Given exercise | Pictures do not belong in the copy; restate the records below word for word.

(Data excerpts)
"""
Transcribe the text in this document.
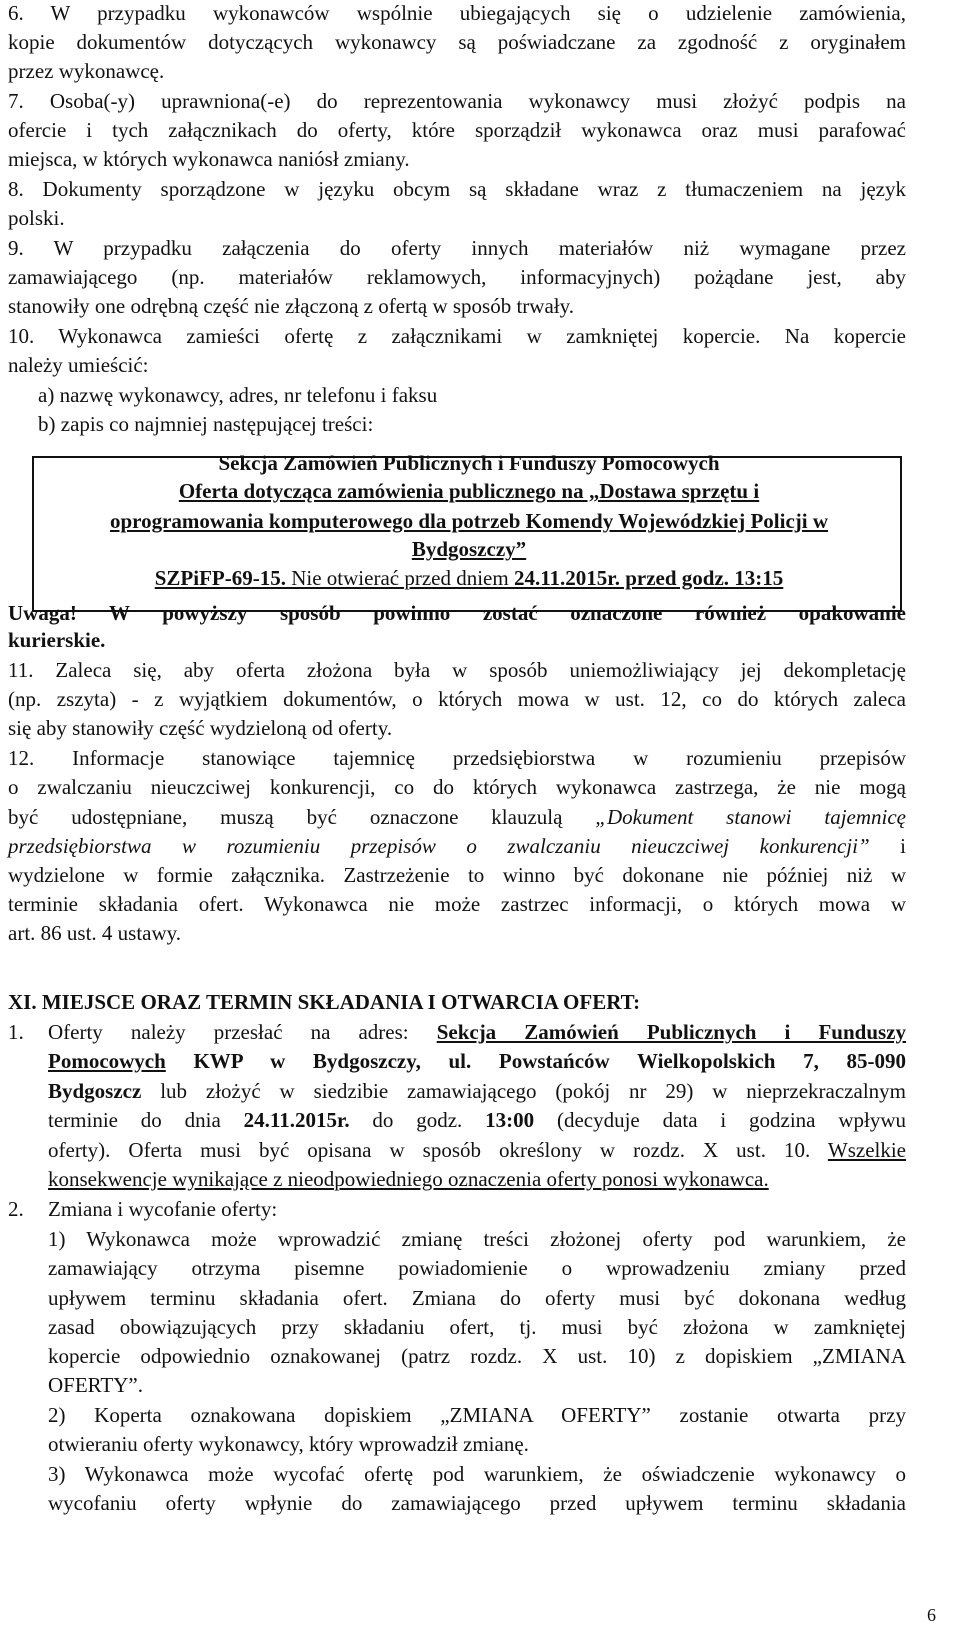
6. W przypadku wykonawców wspólnie ubiegających się o udzielenie zamówienia,
kopie dokumentów dotyczących wykonawcy są poświadczane za zgodność z oryginałem
przez wykonawcę.
7. Osoba(-y) uprawniona(-e) do reprezentowania wykonawcy musi złożyć podpis na
ofercie i tych załącznikach do oferty, które sporządził wykonawca oraz musi parafować
miejsca, w których wykonawca naniósł zmiany.
8. Dokumenty sporządzone w języku obcym są składane wraz z tłumaczeniem na język
polski.
9. W przypadku załączenia do oferty innych materiałów niż wymagane przez
zamawiającego (np. materiałów reklamowych, informacyjnych) pożądane jest, aby
stanowiły one odrębną część nie złączoną z ofertą w sposób trwały.
10. Wykonawca zamieści ofertę z załącznikami w zamkniętej kopercie. Na kopercie
należy umieścić:
a) nazwę wykonawcy, adres, nr telefonu i faksu
b) zapis co najmniej następującej treści:
Sekcja Zamówień Publicznych i Funduszy Pomocowych
Oferta dotycząca zamówienia publicznego na „Dostawa sprzętu i
oprogramowania komputerowego dla potrzeb Komendy Wojewódzkiej Policji w
Bydgoszczy”
SZPiFP-69-15. Nie otwierać przed dniem 24.11.2015r. przed godz. 13:15
Uwaga! W powyższy sposób powinno zostać oznaczone również opakowanie
kurierskie.
11. Zaleca się, aby oferta złożona była w sposób uniemożliwiający jej dekompletację
(np. zszyta) - z wyjątkiem dokumentów, o których mowa w ust. 12, co do których zaleca
się aby stanowiły część wydzieloną od oferty.
12. Informacje stanowiące tajemnicę przedsiębiorstwa w rozumieniu przepisów
o zwalczaniu nieuczciwej konkurencji, co do których wykonawca zastrzega, że nie mogą
być udostępniane, muszą być oznaczone klauzulą „Dokument stanowi tajemnicę
przedsiębiorstwa w rozumieniu przepisów o zwalczaniu nieuczciwej konkurencji” i
wydzielone w formie załącznika. Zastrzeżenie to winno być dokonane nie później niż w
terminie składania ofert. Wykonawca nie może zastrzec informacji, o których mowa w
art. 86 ust. 4 ustawy.
XI. MIEJSCE ORAZ TERMIN SKŁADANIA I OTWARCIA OFERT:
1.	Oferty należy przesłać na adres: Sekcja Zamówień Publicznych i Funduszy
Pomocowych KWP w Bydgoszczy, ul. Powstańców Wielkopolskich 7, 85-090
Bydgoszcz lub złożyć w siedzibie zamawiającego (pokój nr 29) w nieprzekraczalnym
terminie do dnia 24.11.2015r. do godz. 13:00 (decyduje data i godzina wpływu
oferty). Oferta musi być opisana w sposób określony w rozdz. X ust. 10. Wszelkie
konsekwencje wynikające z nieodpowiedniego oznaczenia oferty ponosi wykonawca.
2.	Zmiana i wycofanie oferty:
1) Wykonawca może wprowadzić zmianę treści złożonej oferty pod warunkiem, że
zamawiający otrzyma pisemne powiadomienie o wprowadzeniu zmiany przed
upływem terminu składania ofert. Zmiana do oferty musi być dokonana według
zasad obowiązujących przy składaniu ofert, tj. musi być złożona w zamkniętej
kopercie odpowiednio oznakowanej (patrz rozdz. X ust. 10) z dopiskiem „ZMIANA
OFERTY”.
2) Koperta oznakowana dopiskiem „ZMIANA OFERTY” zostanie otwarta przy
otwieraniu oferty wykonawcy, który wprowadził zmianę.
3) Wykonawca może wycofać ofertę pod warunkiem, że oświadczenie wykonawcy o
wycofaniu oferty wpłynie do zamawiającego przed upływem terminu składania
6
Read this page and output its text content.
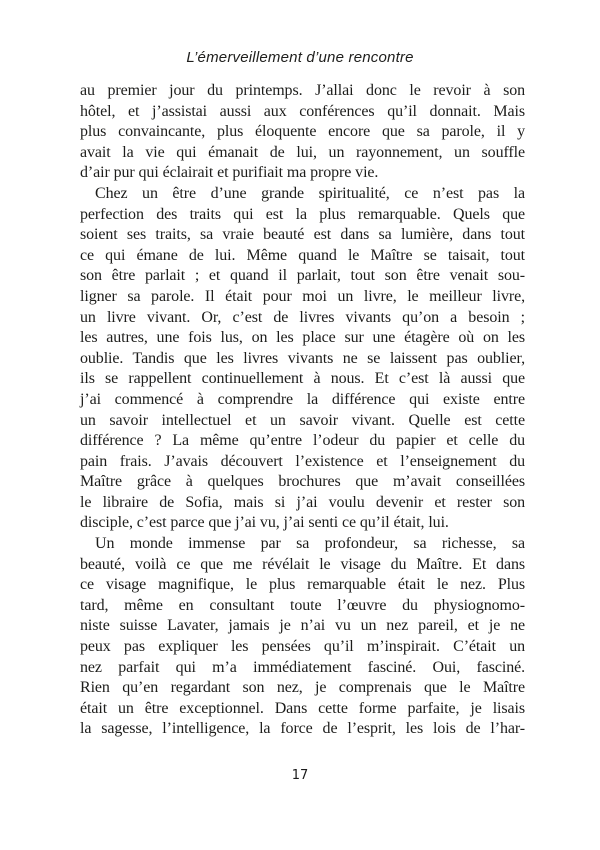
L’émerveillement d’une rencontre
au premier jour du printemps. J’allai donc le revoir à son
hôtel, et j’assistai aussi aux conférences qu’il donnait. Mais
plus convaincante, plus éloquente encore que sa parole, il y
avait la vie qui émanait de lui, un rayonnement, un souffle
d’air pur qui éclairait et purifiait ma propre vie.
Chez un être d’une grande spiritualité, ce n’est pas la
perfection des traits qui est la plus remarquable. Quels que
soient ses traits, sa vraie beauté est dans sa lumière, dans tout
ce qui émane de lui. Même quand le Maître se taisait, tout
son être parlait ; et quand il parlait, tout son être venait sou-
ligner sa parole. Il était pour moi un livre, le meilleur livre,
un livre vivant. Or, c’est de livres vivants qu’on a besoin ;
les autres, une fois lus, on les place sur une étagère où on les
oublie. Tandis que les livres vivants ne se laissent pas oublier,
ils se rappellent continuellement à nous. Et c’est là aussi que
j’ai commencé à comprendre la différence qui existe entre
un savoir intellectuel et un savoir vivant. Quelle est cette
différence ? La même qu’entre l’odeur du papier et celle du
pain frais. J’avais découvert l’existence et l’enseignement du
Maître grâce à quelques brochures que m’avait conseillées
le libraire de Sofia, mais si j’ai voulu devenir et rester son
disciple, c’est parce que j’ai vu, j’ai senti ce qu’il était, lui.
Un monde immense par sa profondeur, sa richesse, sa
beauté, voilà ce que me révélait le visage du Maître. Et dans
ce visage magnifique, le plus remarquable était le nez. Plus
tard, même en consultant toute l’œuvre du physiognomo-
niste suisse Lavater, jamais je n’ai vu un nez pareil, et je ne
peux pas expliquer les pensées qu’il m’inspirait. C’était un
nez parfait qui m’a immédiatement fasciné. Oui, fasciné.
Rien qu’en regardant son nez, je comprenais que le Maître
était un être exceptionnel. Dans cette forme parfaite, je lisais
la sagesse, l’intelligence, la force de l’esprit, les lois de l’har-
17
"""
The completed task |
Transcribe the text in this document.
6. W przypadku wykonawców wspólnie ubiegających się o udzielenie zamówienia,
kopie dokumentów dotyczących wykonawcy są poświadczane za zgodność z oryginałem
przez wykonawcę.
7. Osoba(-y) uprawniona(-e) do reprezentowania wykonawcy musi złożyć podpis na
ofercie i tych załącznikach do oferty, które sporządził wykonawca oraz musi parafować
miejsca, w których wykonawca naniósł zmiany.
8. Dokumenty sporządzone w języku obcym są składane wraz z tłumaczeniem na język
polski.
9. W przypadku załączenia do oferty innych materiałów niż wymagane przez
zamawiającego (np. materiałów reklamowych, informacyjnych) pożądane jest, aby
stanowiły one odrębną część nie złączoną z ofertą w sposób trwały.
10. Wykonawca zamieści ofertę z załącznikami w zamkniętej kopercie. Na kopercie
należy umieścić:
a) nazwę wykonawcy, adres, nr telefonu i faksu
b) zapis co najmniej następującej treści:
Sekcja Zamówień Publicznych i Funduszy Pomocowych
Oferta dotycząca zamówienia publicznego na „Dostawa sprzętu i
oprogramowania komputerowego dla potrzeb Komendy Wojewódzkiej Policji w
Bydgoszczy”
SZPiFP-69-15. Nie otwierać przed dniem 24.11.2015r. przed godz. 13:15
Uwaga! W powyższy sposób powinno zostać oznaczone również opakowanie
kurierskie.
11. Zaleca się, aby oferta złożona była w sposób uniemożliwiający jej dekompletację
(np. zszyta) - z wyjątkiem dokumentów, o których mowa w ust. 12, co do których zaleca
się aby stanowiły część wydzieloną od oferty.
12. Informacje stanowiące tajemnicę przedsiębiorstwa w rozumieniu przepisów
o zwalczaniu nieuczciwej konkurencji, co do których wykonawca zastrzega, że nie mogą
być udostępniane, muszą być oznaczone klauzulą „Dokument stanowi tajemnicę
przedsiębiorstwa w rozumieniu przepisów o zwalczaniu nieuczciwej konkurencji” i
wydzielone w formie załącznika. Zastrzeżenie to winno być dokonane nie później niż w
terminie składania ofert. Wykonawca nie może zastrzec informacji, o których mowa w
art. 86 ust. 4 ustawy.
XI. MIEJSCE ORAZ TERMIN SKŁADANIA I OTWARCIA OFERT:
1.	Oferty należy przesłać na adres: Sekcja Zamówień Publicznych i Funduszy
Pomocowych KWP w Bydgoszczy, ul. Powstańców Wielkopolskich 7, 85-090
Bydgoszcz lub złożyć w siedzibie zamawiającego (pokój nr 29) w nieprzekraczalnym
terminie do dnia 24.11.2015r. do godz. 13:00 (decyduje data i godzina wpływu
oferty). Oferta musi być opisana w sposób określony w rozdz. X ust. 10. Wszelkie
konsekwencje wynikające z nieodpowiedniego oznaczenia oferty ponosi wykonawca.
2.	Zmiana i wycofanie oferty:
1) Wykonawca może wprowadzić zmianę treści złożonej oferty pod warunkiem, że
zamawiający otrzyma pisemne powiadomienie o wprowadzeniu zmiany przed
upływem terminu składania ofert. Zmiana do oferty musi być dokonana według
zasad obowiązujących przy składaniu ofert, tj. musi być złożona w zamkniętej
kopercie odpowiednio oznakowanej (patrz rozdz. X ust. 10) z dopiskiem „ZMIANA
OFERTY”.
2) Koperta oznakowana dopiskiem „ZMIANA OFERTY” zostanie otwarta przy
otwieraniu oferty wykonawcy, który wprowadził zmianę.
3) Wykonawca może wycofać ofertę pod warunkiem, że oświadczenie wykonawcy o
wycofaniu oferty wpłynie do zamawiającego przed upływem terminu składania
6
Read this page and output its text content.
L’émerveillement d’une rencontre
au premier jour du printemps. J’allai donc le revoir à son
hôtel, et j’assistai aussi aux conférences qu’il donnait. Mais
plus convaincante, plus éloquente encore que sa parole, il y
avait la vie qui émanait de lui, un rayonnement, un souffle
d’air pur qui éclairait et purifiait ma propre vie.
Chez un être d’une grande spiritualité, ce n’est pas la
perfection des traits qui est la plus remarquable. Quels que
soient ses traits, sa vraie beauté est dans sa lumière, dans tout
ce qui émane de lui. Même quand le Maître se taisait, tout
son être parlait ; et quand il parlait, tout son être venait sou-
ligner sa parole. Il était pour moi un livre, le meilleur livre,
un livre vivant. Or, c’est de livres vivants qu’on a besoin ;
les autres, une fois lus, on les place sur une étagère où on les
oublie. Tandis que les livres vivants ne se laissent pas oublier,
ils se rappellent continuellement à nous. Et c’est là aussi que
j’ai commencé à comprendre la différence qui existe entre
un savoir intellectuel et un savoir vivant. Quelle est cette
différence ? La même qu’entre l’odeur du papier et celle du
pain frais. J’avais découvert l’existence et l’enseignement du
Maître grâce à quelques brochures que m’avait conseillées
le libraire de Sofia, mais si j’ai voulu devenir et rester son
disciple, c’est parce que j’ai vu, j’ai senti ce qu’il était, lui.
Un monde immense par sa profondeur, sa richesse, sa
beauté, voilà ce que me révélait le visage du Maître. Et dans
ce visage magnifique, le plus remarquable était le nez. Plus
tard, même en consultant toute l’œuvre du physiognomo-
niste suisse Lavater, jamais je n’ai vu un nez pareil, et je ne
peux pas expliquer les pensées qu’il m’inspirait. C’était un
nez parfait qui m’a immédiatement fasciné. Oui, fasciné.
Rien qu’en regardant son nez, je comprenais que le Maître
était un être exceptionnel. Dans cette forme parfaite, je lisais
la sagesse, l’intelligence, la force de l’esprit, les lois de l’har-
17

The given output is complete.